Goal of the exercise -
What follows is a block of records; reproduce all of it verbatim.

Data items
————

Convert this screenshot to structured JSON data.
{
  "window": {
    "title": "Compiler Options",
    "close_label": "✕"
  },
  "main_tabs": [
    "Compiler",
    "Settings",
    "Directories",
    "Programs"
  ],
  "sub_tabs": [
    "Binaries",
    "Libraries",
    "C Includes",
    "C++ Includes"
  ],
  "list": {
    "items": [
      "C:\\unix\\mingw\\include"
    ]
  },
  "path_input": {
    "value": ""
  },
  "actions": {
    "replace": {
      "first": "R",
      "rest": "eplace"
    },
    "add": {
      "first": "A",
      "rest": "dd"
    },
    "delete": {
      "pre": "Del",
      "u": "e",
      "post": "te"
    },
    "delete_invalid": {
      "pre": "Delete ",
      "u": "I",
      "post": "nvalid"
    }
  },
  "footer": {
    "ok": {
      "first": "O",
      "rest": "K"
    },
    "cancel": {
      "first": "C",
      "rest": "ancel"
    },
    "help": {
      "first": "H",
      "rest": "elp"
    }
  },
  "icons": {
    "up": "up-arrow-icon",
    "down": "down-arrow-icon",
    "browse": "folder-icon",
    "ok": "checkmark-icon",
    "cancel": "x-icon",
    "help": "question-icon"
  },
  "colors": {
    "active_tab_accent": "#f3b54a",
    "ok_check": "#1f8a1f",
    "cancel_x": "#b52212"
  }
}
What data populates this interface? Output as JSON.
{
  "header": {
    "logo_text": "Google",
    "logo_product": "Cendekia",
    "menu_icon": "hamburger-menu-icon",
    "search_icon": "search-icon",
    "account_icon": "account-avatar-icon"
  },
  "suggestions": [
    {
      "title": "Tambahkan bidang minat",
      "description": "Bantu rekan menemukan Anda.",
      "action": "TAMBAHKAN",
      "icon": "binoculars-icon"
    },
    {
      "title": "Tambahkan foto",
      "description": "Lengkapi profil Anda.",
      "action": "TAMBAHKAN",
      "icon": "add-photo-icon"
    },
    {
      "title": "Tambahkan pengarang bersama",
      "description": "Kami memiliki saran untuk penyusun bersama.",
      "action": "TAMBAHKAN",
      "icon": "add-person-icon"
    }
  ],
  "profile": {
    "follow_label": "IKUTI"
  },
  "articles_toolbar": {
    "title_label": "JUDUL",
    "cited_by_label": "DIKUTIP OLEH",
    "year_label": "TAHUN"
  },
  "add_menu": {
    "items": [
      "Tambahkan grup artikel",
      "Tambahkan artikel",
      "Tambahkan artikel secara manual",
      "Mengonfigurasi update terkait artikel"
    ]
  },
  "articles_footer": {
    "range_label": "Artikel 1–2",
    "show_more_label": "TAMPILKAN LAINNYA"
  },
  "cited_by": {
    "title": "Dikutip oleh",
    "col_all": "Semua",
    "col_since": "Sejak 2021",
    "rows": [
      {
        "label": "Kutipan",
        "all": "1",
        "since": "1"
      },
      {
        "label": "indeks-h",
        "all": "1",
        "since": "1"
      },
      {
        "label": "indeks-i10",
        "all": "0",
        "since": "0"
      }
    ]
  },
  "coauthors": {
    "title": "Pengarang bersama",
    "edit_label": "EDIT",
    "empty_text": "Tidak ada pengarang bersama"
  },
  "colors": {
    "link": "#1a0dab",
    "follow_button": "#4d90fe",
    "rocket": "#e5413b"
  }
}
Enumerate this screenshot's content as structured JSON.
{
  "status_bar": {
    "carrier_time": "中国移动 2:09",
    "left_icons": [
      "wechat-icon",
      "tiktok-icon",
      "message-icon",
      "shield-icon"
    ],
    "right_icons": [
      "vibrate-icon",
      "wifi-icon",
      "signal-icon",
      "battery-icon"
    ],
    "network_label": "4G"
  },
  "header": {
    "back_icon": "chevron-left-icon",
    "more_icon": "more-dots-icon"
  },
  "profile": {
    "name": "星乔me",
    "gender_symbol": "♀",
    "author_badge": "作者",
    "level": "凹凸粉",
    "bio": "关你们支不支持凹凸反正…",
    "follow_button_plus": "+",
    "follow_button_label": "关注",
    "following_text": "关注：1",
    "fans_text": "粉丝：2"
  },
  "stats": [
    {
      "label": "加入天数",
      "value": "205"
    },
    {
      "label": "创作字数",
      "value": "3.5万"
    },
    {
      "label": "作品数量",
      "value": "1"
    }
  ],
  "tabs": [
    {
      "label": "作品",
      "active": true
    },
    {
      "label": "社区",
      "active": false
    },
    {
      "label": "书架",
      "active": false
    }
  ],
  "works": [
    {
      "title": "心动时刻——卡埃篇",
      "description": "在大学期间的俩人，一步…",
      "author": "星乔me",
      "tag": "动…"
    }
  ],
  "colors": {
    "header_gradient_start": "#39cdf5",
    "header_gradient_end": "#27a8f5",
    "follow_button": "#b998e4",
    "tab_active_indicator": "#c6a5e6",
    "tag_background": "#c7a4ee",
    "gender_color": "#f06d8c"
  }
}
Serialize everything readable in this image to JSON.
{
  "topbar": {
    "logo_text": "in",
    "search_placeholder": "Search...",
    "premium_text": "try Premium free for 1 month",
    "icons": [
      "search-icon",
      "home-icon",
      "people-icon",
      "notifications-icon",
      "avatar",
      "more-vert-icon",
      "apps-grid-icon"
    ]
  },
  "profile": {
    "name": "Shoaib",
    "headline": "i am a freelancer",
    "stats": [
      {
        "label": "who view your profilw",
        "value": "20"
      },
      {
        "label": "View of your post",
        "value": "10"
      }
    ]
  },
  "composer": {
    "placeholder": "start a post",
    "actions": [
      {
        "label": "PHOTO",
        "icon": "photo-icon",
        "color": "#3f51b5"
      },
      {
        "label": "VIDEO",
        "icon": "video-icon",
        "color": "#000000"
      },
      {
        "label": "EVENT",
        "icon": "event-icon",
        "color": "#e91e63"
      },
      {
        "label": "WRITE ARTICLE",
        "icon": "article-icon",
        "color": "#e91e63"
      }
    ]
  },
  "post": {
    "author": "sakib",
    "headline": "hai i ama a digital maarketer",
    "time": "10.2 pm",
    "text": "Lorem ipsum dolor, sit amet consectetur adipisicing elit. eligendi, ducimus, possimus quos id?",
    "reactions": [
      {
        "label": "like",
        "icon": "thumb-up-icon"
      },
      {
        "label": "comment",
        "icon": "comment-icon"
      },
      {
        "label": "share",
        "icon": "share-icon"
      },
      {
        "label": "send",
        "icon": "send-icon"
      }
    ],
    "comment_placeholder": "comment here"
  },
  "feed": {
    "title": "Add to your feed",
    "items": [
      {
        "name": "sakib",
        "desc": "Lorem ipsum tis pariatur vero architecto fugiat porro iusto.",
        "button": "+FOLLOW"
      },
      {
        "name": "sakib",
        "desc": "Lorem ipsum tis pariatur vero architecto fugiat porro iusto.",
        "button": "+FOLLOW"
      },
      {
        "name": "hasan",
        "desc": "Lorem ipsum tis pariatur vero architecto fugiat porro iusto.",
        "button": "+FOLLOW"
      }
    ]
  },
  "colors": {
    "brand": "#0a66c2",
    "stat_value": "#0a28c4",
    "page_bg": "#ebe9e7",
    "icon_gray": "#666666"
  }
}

————

The response -
Convert this screenshot to structured JSON data.
{
  "window": {
    "title": "Compiler Options",
    "close_label": "✕"
  },
  "main_tabs": [
    "Compiler",
    "Settings",
    "Directories",
    "Programs"
  ],
  "sub_tabs": [
    "Binaries",
    "Libraries",
    "C Includes",
    "C++ Includes"
  ],
  "list": {
    "items": [
      "C:\\unix\\mingw\\include"
    ]
  },
  "path_input": {
    "value": ""
  },
  "actions": {
    "replace": {
      "first": "R",
      "rest": "eplace"
    },
    "add": {
      "first": "A",
      "rest": "dd"
    },
    "delete": {
      "pre": "Del",
      "u": "e",
      "post": "te"
    },
    "delete_invalid": {
      "pre": "Delete ",
      "u": "I",
      "post": "nvalid"
    }
  },
  "footer": {
    "ok": {
      "first": "O",
      "rest": "K"
    },
    "cancel": {
      "first": "C",
      "rest": "ancel"
    },
    "help": {
      "first": "H",
      "rest": "elp"
    }
  },
  "icons": {
    "up": "up-arrow-icon",
    "down": "down-arrow-icon",
    "browse": "folder-icon",
    "ok": "checkmark-icon",
    "cancel": "x-icon",
    "help": "question-icon"
  },
  "colors": {
    "active_tab_accent": "#f3b54a",
    "ok_check": "#1f8a1f",
    "cancel_x": "#b52212"
  }
}
What data populates this interface? Output as JSON.
{
  "header": {
    "logo_text": "Google",
    "logo_product": "Cendekia",
    "menu_icon": "hamburger-menu-icon",
    "search_icon": "search-icon",
    "account_icon": "account-avatar-icon"
  },
  "suggestions": [
    {
      "title": "Tambahkan bidang minat",
      "description": "Bantu rekan menemukan Anda.",
      "action": "TAMBAHKAN",
      "icon": "binoculars-icon"
    },
    {
      "title": "Tambahkan foto",
      "description": "Lengkapi profil Anda.",
      "action": "TAMBAHKAN",
      "icon": "add-photo-icon"
    },
    {
      "title": "Tambahkan pengarang bersama",
      "description": "Kami memiliki saran untuk penyusun bersama.",
      "action": "TAMBAHKAN",
      "icon": "add-person-icon"
    }
  ],
  "profile": {
    "follow_label": "IKUTI"
  },
  "articles_toolbar": {
    "title_label": "JUDUL",
    "cited_by_label": "DIKUTIP OLEH",
    "year_label": "TAHUN"
  },
  "add_menu": {
    "items": [
      "Tambahkan grup artikel",
      "Tambahkan artikel",
      "Tambahkan artikel secara manual",
      "Mengonfigurasi update terkait artikel"
    ]
  },
  "articles_footer": {
    "range_label": "Artikel 1–2",
    "show_more_label": "TAMPILKAN LAINNYA"
  },
  "cited_by": {
    "title": "Dikutip oleh",
    "col_all": "Semua",
    "col_since": "Sejak 2021",
    "rows": [
      {
        "label": "Kutipan",
        "all": "1",
        "since": "1"
      },
      {
        "label": "indeks-h",
        "all": "1",
        "since": "1"
      },
      {
        "label": "indeks-i10",
        "all": "0",
        "since": "0"
      }
    ]
  },
  "coauthors": {
    "title": "Pengarang bersama",
    "edit_label": "EDIT",
    "empty_text": "Tidak ada pengarang bersama"
  },
  "colors": {
    "link": "#1a0dab",
    "follow_button": "#4d90fe",
    "rocket": "#e5413b"
  }
}
Enumerate this screenshot's content as structured JSON.
{
  "status_bar": {
    "carrier_time": "中国移动 2:09",
    "left_icons": [
      "wechat-icon",
      "tiktok-icon",
      "message-icon",
      "shield-icon"
    ],
    "right_icons": [
      "vibrate-icon",
      "wifi-icon",
      "signal-icon",
      "battery-icon"
    ],
    "network_label": "4G"
  },
  "header": {
    "back_icon": "chevron-left-icon",
    "more_icon": "more-dots-icon"
  },
  "profile": {
    "name": "星乔me",
    "gender_symbol": "♀",
    "author_badge": "作者",
    "level": "凹凸粉",
    "bio": "关你们支不支持凹凸反正…",
    "follow_button_plus": "+",
    "follow_button_label": "关注",
    "following_text": "关注：1",
    "fans_text": "粉丝：2"
  },
  "stats": [
    {
      "label": "加入天数",
      "value": "205"
    },
    {
      "label": "创作字数",
      "value": "3.5万"
    },
    {
      "label": "作品数量",
      "value": "1"
    }
  ],
  "tabs": [
    {
      "label": "作品",
      "active": true
    },
    {
      "label": "社区",
      "active": false
    },
    {
      "label": "书架",
      "active": false
    }
  ],
  "works": [
    {
      "title": "心动时刻——卡埃篇",
      "description": "在大学期间的俩人，一步…",
      "author": "星乔me",
      "tag": "动…"
    }
  ],
  "colors": {
    "header_gradient_start": "#39cdf5",
    "header_gradient_end": "#27a8f5",
    "follow_button": "#b998e4",
    "tab_active_indicator": "#c6a5e6",
    "tag_background": "#c7a4ee",
    "gender_color": "#f06d8c"
  }
}
Serialize everything readable in this image to JSON.
{
  "topbar": {
    "logo_text": "in",
    "search_placeholder": "Search...",
    "premium_text": "try Premium free for 1 month",
    "icons": [
      "search-icon",
      "home-icon",
      "people-icon",
      "notifications-icon",
      "avatar",
      "more-vert-icon",
      "apps-grid-icon"
    ]
  },
  "profile": {
    "name": "Shoaib",
    "headline": "i am a freelancer",
    "stats": [
      {
        "label": "who view your profilw",
        "value": "20"
      },
      {
        "label": "View of your post",
        "value": "10"
      }
    ]
  },
  "composer": {
    "placeholder": "start a post",
    "actions": [
      {
        "label": "PHOTO",
        "icon": "photo-icon",
        "color": "#3f51b5"
      },
      {
        "label": "VIDEO",
        "icon": "video-icon",
        "color": "#000000"
      },
      {
        "label": "EVENT",
        "icon": "event-icon",
        "color": "#e91e63"
      },
      {
        "label": "WRITE ARTICLE",
        "icon": "article-icon",
        "color": "#e91e63"
      }
    ]
  },
  "post": {
    "author": "sakib",
    "headline": "hai i ama a digital maarketer",
    "time": "10.2 pm",
    "text": "Lorem ipsum dolor, sit amet consectetur adipisicing elit. eligendi, ducimus, possimus quos id?",
    "reactions": [
      {
        "label": "like",
        "icon": "thumb-up-icon"
      },
      {
        "label": "comment",
        "icon": "comment-icon"
      },
      {
        "label": "share",
        "icon": "share-icon"
      },
      {
        "label": "send",
        "icon": "send-icon"
      }
    ],
    "comment_placeholder": "comment here"
  },
  "feed": {
    "title": "Add to your feed",
    "items": [
      {
        "name": "sakib",
        "desc": "Lorem ipsum tis pariatur vero architecto fugiat porro iusto.",
        "button": "+FOLLOW"
      },
      {
        "name": "sakib",
        "desc": "Lorem ipsum tis pariatur vero architecto fugiat porro iusto.",
        "button": "+FOLLOW"
      },
      {
        "name": "hasan",
        "desc": "Lorem ipsum tis pariatur vero architecto fugiat porro iusto.",
        "button": "+FOLLOW"
      }
    ]
  },
  "colors": {
    "brand": "#0a66c2",
    "stat_value": "#0a28c4",
    "page_bg": "#ebe9e7",
    "icon_gray": "#666666"
  }
}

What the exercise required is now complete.